What you should do - What follows is a listing; restate every line of it word for word.

*** Material for this task

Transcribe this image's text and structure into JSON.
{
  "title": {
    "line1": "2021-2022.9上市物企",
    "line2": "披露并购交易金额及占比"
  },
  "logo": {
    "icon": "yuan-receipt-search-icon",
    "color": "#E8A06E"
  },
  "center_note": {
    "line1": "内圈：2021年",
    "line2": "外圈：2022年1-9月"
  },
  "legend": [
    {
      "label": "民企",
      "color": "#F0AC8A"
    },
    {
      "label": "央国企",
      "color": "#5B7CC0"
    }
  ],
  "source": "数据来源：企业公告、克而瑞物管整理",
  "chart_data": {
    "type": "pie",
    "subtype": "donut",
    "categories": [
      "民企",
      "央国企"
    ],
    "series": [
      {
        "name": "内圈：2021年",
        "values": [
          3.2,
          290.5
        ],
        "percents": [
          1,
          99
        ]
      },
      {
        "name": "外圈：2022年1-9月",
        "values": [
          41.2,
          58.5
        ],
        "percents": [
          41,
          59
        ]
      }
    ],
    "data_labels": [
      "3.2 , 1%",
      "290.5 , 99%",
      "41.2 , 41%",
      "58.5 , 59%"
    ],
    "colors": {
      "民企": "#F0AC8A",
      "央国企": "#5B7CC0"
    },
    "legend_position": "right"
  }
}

******

Reply to the task -
Transcribe this image's text and structure into JSON.
{
  "title": {
    "line1": "2021-2022.9上市物企",
    "line2": "披露并购交易金额及占比"
  },
  "logo": {
    "icon": "yuan-receipt-search-icon",
    "color": "#E8A06E"
  },
  "center_note": {
    "line1": "内圈：2021年",
    "line2": "外圈：2022年1-9月"
  },
  "legend": [
    {
      "label": "民企",
      "color": "#F0AC8A"
    },
    {
      "label": "央国企",
      "color": "#5B7CC0"
    }
  ],
  "source": "数据来源：企业公告、克而瑞物管整理",
  "chart_data": {
    "type": "pie",
    "subtype": "donut",
    "categories": [
      "民企",
      "央国企"
    ],
    "series": [
      {
        "name": "内圈：2021年",
        "values": [
          3.2,
          290.5
        ],
        "percents": [
          1,
          99
        ]
      },
      {
        "name": "外圈：2022年1-9月",
        "values": [
          41.2,
          58.5
        ],
        "percents": [
          41,
          59
        ]
      }
    ],
    "data_labels": [
      "3.2 , 1%",
      "290.5 , 99%",
      "41.2 , 41%",
      "58.5 , 59%"
    ],
    "colors": {
      "民企": "#F0AC8A",
      "央国企": "#5B7CC0"
    },
    "legend_position": "right"
  }
}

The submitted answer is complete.